-- Passage for review --
A majority of bedroom producers employ the MIDI sequencing capabilities of digital audio workstations, in conjunction with recorded sounds, to create musical compositions. These DAWs may be set up alongside high-quality recording equipment such as microphones and USB interfaces which enable bedroom producers to emulate full recording studio environments in a home studio. These home studios can be created for professional and hobbyist use. Despite economic advantages of the home studio, sometimes the more accessible technology may hinder the collaborative creative processes because this recording technology may not be as effective as in traditional recording studios.

While in the 1990s and the 2000s, music that was popular on the radio tended to be highly guitar-centric, over the last decade bedroom producers could create deceptively sophisticated musical productions (with digital string orchestra, for example) which have become prominent on the radio, impacting mainstream culture. While rock musicians would have to perform live to make a name for themselves, bedroom producers often prefer the more intimate solitude of their own homes and using the internet allows them to not only release their music but also have maximum control over their own image as independent artists. This has also led to a rise in independent producing entrepreneurs for the first time since the 1950s/1960s.

-- Data --
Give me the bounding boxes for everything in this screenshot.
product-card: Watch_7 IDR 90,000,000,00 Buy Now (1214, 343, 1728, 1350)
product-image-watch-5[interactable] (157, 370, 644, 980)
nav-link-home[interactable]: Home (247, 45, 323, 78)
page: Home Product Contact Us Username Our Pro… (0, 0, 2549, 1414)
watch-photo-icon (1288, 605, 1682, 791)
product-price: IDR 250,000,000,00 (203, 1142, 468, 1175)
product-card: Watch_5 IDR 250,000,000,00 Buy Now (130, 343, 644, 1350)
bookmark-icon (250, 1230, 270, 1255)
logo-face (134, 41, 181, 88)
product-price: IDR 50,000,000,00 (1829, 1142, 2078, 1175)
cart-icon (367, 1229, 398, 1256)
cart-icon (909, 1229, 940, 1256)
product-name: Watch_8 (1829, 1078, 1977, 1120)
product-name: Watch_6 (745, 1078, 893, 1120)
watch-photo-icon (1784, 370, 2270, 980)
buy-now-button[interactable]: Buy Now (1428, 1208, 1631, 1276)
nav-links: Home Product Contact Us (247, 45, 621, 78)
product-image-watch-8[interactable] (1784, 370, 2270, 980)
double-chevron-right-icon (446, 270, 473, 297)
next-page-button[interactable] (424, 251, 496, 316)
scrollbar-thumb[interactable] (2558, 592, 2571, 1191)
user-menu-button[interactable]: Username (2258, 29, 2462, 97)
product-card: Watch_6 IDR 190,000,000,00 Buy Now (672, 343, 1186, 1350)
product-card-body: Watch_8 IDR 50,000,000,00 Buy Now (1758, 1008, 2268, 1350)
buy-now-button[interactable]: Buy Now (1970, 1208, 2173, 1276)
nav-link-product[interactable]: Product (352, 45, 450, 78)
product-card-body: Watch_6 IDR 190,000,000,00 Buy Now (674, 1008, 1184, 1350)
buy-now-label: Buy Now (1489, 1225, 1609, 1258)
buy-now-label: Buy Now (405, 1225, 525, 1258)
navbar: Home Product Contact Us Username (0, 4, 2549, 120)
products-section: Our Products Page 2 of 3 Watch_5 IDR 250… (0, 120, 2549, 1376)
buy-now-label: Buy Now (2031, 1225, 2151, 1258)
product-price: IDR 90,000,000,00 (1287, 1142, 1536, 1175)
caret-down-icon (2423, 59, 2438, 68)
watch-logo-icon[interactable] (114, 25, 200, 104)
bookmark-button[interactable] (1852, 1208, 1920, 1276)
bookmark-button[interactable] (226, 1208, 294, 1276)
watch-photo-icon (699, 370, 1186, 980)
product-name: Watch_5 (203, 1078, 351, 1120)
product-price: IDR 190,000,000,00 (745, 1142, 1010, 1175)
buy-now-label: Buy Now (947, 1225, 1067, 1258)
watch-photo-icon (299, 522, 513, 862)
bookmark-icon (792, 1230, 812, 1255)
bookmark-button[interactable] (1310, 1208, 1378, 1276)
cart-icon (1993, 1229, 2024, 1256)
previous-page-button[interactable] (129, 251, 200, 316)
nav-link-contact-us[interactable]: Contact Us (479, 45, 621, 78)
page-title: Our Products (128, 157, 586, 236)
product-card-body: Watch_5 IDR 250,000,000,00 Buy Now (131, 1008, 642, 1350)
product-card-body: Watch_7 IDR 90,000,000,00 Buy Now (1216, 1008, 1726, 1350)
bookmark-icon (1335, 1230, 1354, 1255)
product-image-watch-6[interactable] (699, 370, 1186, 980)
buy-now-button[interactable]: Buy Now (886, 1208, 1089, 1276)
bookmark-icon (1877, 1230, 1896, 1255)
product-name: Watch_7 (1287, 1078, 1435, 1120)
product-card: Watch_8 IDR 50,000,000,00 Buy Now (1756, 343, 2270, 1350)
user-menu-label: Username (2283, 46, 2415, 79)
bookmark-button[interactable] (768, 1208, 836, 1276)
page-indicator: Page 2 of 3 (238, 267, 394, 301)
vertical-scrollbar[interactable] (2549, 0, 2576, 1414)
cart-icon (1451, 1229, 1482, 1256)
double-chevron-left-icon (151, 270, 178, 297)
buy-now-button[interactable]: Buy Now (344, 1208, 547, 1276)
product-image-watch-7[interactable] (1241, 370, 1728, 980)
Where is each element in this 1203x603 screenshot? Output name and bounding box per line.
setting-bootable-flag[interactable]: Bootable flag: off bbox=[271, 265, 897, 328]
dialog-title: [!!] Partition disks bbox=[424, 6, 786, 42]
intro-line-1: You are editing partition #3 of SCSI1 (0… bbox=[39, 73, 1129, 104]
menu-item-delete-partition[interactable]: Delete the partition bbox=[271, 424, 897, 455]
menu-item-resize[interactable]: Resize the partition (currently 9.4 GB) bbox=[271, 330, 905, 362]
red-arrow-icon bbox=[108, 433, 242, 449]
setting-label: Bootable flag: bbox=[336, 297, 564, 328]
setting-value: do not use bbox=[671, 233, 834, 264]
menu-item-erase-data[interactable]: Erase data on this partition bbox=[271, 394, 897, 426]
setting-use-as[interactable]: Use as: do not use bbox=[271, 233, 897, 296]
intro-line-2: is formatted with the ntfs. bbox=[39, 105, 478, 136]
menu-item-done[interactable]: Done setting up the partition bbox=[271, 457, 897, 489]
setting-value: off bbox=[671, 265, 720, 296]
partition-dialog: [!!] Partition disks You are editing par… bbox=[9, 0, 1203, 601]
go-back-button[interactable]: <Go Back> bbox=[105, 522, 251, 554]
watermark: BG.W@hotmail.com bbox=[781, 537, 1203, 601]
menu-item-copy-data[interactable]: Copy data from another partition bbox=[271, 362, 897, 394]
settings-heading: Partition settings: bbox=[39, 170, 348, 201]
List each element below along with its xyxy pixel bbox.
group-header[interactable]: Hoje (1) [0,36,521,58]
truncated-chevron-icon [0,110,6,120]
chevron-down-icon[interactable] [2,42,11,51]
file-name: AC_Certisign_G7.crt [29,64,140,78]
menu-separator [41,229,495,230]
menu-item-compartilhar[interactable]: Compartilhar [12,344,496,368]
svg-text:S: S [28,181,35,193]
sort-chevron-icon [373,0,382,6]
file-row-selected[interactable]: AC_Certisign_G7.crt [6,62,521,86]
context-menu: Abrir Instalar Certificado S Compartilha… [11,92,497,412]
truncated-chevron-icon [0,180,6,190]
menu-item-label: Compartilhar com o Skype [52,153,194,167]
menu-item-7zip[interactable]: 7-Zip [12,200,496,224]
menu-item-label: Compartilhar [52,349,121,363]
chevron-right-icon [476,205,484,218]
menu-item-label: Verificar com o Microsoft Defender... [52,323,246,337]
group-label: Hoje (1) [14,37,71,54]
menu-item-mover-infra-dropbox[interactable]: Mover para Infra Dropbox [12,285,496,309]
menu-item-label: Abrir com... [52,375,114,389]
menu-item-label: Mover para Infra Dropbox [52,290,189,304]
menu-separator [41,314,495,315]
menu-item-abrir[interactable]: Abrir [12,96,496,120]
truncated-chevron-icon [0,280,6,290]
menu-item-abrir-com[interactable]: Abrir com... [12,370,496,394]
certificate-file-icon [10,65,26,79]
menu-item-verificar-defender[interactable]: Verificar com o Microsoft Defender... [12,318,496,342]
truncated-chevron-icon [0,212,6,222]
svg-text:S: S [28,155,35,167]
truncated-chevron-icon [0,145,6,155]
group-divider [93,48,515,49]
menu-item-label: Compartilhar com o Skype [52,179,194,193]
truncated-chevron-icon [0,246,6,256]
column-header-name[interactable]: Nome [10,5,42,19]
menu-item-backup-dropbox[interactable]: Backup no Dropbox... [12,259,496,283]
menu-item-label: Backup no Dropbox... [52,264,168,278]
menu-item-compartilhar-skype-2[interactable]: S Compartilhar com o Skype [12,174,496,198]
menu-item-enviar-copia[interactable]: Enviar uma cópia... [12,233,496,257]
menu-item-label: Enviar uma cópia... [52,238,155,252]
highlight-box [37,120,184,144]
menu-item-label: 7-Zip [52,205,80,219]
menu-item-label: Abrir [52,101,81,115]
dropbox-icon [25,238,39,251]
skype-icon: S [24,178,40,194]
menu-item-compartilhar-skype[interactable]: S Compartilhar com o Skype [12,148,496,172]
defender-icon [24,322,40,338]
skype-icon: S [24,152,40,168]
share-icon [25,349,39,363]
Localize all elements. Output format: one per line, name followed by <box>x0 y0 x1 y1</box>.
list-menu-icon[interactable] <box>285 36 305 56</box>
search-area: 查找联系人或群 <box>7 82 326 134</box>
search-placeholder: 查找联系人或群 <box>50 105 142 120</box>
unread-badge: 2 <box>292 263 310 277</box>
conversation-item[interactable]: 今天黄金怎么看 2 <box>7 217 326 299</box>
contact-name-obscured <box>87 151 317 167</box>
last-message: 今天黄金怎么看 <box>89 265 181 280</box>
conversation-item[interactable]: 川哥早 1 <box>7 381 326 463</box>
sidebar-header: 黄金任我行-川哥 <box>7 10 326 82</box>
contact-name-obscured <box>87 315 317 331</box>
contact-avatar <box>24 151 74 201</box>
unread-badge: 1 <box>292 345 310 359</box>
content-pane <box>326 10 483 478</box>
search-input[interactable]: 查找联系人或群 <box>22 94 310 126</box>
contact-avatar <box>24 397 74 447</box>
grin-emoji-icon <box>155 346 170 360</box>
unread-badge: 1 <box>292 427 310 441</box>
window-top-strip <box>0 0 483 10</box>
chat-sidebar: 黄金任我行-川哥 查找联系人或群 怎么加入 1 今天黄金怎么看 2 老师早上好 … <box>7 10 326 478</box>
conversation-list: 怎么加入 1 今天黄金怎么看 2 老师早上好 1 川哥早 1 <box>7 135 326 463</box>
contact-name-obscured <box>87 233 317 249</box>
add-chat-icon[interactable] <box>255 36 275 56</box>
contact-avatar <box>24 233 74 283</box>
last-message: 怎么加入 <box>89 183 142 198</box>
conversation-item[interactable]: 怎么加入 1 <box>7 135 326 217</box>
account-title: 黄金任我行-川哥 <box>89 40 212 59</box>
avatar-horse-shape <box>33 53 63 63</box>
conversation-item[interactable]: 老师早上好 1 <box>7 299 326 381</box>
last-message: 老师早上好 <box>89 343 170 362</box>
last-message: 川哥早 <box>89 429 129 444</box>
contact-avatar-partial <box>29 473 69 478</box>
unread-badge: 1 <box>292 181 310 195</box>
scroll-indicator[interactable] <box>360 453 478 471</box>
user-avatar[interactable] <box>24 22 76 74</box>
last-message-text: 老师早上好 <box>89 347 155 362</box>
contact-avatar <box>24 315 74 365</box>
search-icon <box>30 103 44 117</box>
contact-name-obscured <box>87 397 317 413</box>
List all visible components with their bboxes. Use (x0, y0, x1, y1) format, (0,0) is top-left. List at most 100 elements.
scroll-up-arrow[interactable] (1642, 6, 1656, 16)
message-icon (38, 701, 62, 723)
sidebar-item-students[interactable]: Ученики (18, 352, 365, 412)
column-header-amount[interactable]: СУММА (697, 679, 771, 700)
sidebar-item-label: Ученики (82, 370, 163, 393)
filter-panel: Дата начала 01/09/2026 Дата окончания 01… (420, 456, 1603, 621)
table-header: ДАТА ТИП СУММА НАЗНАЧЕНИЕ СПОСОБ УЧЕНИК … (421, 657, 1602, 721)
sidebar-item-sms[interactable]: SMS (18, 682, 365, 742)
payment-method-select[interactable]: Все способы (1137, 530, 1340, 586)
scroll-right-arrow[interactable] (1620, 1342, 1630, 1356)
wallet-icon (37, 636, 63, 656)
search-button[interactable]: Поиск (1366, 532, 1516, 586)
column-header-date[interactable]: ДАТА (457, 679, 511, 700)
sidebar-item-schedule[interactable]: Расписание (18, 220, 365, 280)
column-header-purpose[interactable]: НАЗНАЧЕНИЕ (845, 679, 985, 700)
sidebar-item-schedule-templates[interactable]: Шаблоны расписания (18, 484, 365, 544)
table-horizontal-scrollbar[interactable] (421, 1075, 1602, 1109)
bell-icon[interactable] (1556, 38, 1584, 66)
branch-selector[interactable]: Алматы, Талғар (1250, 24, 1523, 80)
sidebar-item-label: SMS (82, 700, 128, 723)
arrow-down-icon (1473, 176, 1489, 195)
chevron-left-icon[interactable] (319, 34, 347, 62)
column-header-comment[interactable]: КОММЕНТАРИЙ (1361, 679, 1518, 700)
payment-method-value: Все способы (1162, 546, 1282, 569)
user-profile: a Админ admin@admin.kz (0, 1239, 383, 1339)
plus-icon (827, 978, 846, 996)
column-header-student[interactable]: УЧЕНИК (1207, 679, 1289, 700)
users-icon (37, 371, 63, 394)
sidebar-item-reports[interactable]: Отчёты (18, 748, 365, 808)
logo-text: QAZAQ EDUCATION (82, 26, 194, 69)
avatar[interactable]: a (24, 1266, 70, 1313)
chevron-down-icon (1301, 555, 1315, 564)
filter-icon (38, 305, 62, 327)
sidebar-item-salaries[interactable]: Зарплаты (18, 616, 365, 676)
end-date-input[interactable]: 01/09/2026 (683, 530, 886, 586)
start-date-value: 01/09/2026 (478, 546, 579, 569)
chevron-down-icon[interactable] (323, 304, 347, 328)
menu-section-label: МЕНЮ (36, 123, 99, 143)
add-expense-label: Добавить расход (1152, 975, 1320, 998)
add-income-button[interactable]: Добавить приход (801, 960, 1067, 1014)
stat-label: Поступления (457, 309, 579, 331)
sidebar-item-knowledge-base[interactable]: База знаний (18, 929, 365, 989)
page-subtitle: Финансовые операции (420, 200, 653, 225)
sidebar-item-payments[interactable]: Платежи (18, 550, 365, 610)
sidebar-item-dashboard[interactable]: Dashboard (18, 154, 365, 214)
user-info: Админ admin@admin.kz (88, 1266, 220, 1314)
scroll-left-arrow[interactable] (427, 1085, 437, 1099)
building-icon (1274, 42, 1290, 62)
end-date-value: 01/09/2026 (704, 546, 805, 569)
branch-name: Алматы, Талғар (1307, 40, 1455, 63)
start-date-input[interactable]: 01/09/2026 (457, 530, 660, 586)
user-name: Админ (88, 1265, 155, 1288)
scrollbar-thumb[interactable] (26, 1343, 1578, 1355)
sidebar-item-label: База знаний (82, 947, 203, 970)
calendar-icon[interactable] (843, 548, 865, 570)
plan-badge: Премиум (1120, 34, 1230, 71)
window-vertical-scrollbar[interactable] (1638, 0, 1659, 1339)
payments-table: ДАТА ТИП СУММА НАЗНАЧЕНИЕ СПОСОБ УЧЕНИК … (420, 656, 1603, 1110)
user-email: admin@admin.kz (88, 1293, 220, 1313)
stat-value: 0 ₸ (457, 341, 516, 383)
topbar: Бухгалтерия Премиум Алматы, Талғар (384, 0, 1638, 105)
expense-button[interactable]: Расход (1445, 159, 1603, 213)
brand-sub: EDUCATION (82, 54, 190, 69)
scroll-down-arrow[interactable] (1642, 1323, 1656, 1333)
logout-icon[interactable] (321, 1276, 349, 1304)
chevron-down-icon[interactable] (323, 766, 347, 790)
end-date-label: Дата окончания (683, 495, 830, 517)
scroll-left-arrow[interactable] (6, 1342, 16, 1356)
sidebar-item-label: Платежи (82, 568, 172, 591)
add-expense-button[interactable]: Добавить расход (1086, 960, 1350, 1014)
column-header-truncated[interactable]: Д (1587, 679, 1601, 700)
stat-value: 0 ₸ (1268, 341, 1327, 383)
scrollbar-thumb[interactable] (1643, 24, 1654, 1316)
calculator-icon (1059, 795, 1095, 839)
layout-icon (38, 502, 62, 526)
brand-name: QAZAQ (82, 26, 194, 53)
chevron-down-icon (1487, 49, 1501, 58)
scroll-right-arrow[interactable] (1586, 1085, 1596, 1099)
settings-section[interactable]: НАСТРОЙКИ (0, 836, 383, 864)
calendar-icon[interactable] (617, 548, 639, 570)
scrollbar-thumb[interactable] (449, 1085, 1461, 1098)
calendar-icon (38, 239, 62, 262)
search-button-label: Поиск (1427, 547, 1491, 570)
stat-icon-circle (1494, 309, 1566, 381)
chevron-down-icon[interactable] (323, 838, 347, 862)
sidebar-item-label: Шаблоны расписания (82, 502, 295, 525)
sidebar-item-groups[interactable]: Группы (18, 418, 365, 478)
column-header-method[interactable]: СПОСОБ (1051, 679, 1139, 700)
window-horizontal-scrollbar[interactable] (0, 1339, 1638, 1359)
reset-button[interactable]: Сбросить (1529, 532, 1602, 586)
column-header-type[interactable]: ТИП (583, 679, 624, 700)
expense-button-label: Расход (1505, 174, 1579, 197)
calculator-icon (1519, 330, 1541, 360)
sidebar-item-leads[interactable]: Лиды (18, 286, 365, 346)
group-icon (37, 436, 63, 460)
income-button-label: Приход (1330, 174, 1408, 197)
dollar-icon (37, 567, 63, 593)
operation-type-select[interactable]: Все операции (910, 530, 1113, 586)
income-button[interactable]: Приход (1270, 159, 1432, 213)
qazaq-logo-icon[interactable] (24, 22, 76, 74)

-- Work request A --
In the passage on bedroom producers, what kind of music tended to be popular on the radio in the 1990s and 2000s?
-- Work request B --
Reproduce word for word the portion of the passage on bedroom producers that opens with the words containing "While in the" and closes with "since the 1950s/1960s.".
-- Work request C --
Write the next part of the passage on bedroom producers, picking up after its final sentence.

-- Exercise answer A --
Music that was highly guitar-centric.

-- Exercise answer B --
While in the 1990s and the 2000s, music that was popular on the radio tended to be highly guitar-centric, over the last decade bedroom producers could create deceptively sophisticated musical productions (with digital string orchestra, for example) which have become prominent on the radio, impacting mainstream culture. While rock musicians would have to perform live to make a name for themselves, bedroom producers often prefer the more intimate solitude of their own homes and using the internet allows them to not only release their music but also have maximum control over their own image as independent artists. This has also led to a rise in independent producing entrepreneurs for the first time since the 1950s/1960s.

-- Exercise answer C --
The high accessibility of music production software and equipment has led to a "rapid democratisation of the tools in terms of creating music." Today, many young musicians are leaning towards getting into music through software instead of through instruments because of the low startup cost, especially with the piracy of software onto personal laptops. This has created the trend of engineering producers, or at least producers who have basic audio engineering knowledge. Because bedroom produced music is made independently, or in small collaborations, it is often strongly connoted with being DIY. Bedroom produced music is also often referred to as being made "in the box" (when the music production is, either wholly or partially, completed with software processing of samples, VSTs and synths within a DAW). Bedroom produced music relies largely on sharing music through social media. Recorded music, especially bedroom produced and independent music, is regarded as an internet industry.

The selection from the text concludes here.